• _Given problem_: Here are some records; return them all exactly.
================================
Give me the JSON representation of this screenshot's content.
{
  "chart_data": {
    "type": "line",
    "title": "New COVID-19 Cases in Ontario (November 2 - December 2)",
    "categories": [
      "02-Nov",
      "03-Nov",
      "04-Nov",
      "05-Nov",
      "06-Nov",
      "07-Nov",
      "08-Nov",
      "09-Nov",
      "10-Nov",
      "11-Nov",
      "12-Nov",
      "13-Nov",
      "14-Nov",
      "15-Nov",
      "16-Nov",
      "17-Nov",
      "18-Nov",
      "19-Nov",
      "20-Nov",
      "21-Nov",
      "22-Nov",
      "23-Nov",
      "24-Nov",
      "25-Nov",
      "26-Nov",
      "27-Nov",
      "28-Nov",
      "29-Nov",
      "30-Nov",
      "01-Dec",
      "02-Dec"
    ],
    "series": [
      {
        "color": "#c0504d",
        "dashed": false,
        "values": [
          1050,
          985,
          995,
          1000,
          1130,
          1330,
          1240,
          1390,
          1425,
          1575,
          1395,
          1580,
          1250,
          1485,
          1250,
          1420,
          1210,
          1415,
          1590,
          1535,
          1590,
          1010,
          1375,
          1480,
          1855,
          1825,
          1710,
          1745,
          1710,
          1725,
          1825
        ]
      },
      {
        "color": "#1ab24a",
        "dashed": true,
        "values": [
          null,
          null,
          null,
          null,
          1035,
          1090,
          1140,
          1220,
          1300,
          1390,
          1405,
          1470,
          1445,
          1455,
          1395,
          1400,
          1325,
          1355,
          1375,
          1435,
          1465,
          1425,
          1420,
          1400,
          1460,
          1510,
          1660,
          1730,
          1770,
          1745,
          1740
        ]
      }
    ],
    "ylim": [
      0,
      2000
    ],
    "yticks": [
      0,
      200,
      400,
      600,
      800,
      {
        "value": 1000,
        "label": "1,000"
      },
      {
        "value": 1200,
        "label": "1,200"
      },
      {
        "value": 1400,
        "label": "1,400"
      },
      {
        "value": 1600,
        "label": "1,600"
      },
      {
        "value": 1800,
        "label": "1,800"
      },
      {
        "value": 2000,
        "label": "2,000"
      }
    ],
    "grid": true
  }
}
================================
• _Response_:
Give me the JSON representation of this screenshot's content.
{
  "chart_data": {
    "type": "line",
    "title": "New COVID-19 Cases in Ontario (November 2 - December 2)",
    "categories": [
      "02-Nov",
      "03-Nov",
      "04-Nov",
      "05-Nov",
      "06-Nov",
      "07-Nov",
      "08-Nov",
      "09-Nov",
      "10-Nov",
      "11-Nov",
      "12-Nov",
      "13-Nov",
      "14-Nov",
      "15-Nov",
      "16-Nov",
      "17-Nov",
      "18-Nov",
      "19-Nov",
      "20-Nov",
      "21-Nov",
      "22-Nov",
      "23-Nov",
      "24-Nov",
      "25-Nov",
      "26-Nov",
      "27-Nov",
      "28-Nov",
      "29-Nov",
      "30-Nov",
      "01-Dec",
      "02-Dec"
    ],
    "series": [
      {
        "color": "#c0504d",
        "dashed": false,
        "values": [
          1050,
          985,
          995,
          1000,
          1130,
          1330,
          1240,
          1390,
          1425,
          1575,
          1395,
          1580,
          1250,
          1485,
          1250,
          1420,
          1210,
          1415,
          1590,
          1535,
          1590,
          1010,
          1375,
          1480,
          1855,
          1825,
          1710,
          1745,
          1710,
          1725,
          1825
        ]
      },
      {
        "color": "#1ab24a",
        "dashed": true,
        "values": [
          null,
          null,
          null,
          null,
          1035,
          1090,
          1140,
          1220,
          1300,
          1390,
          1405,
          1470,
          1445,
          1455,
          1395,
          1400,
          1325,
          1355,
          1375,
          1435,
          1465,
          1425,
          1420,
          1400,
          1460,
          1510,
          1660,
          1730,
          1770,
          1745,
          1740
        ]
      }
    ],
    "ylim": [
      0,
      2000
    ],
    "yticks": [
      0,
      200,
      400,
      600,
      800,
      {
        "value": 1000,
        "label": "1,000"
      },
      {
        "value": 1200,
        "label": "1,200"
      },
      {
        "value": 1400,
        "label": "1,400"
      },
      {
        "value": 1600,
        "label": "1,600"
      },
      {
        "value": 1800,
        "label": "1,800"
      },
      {
        "value": 2000,
        "label": "2,000"
      }
    ],
    "grid": true
  }
}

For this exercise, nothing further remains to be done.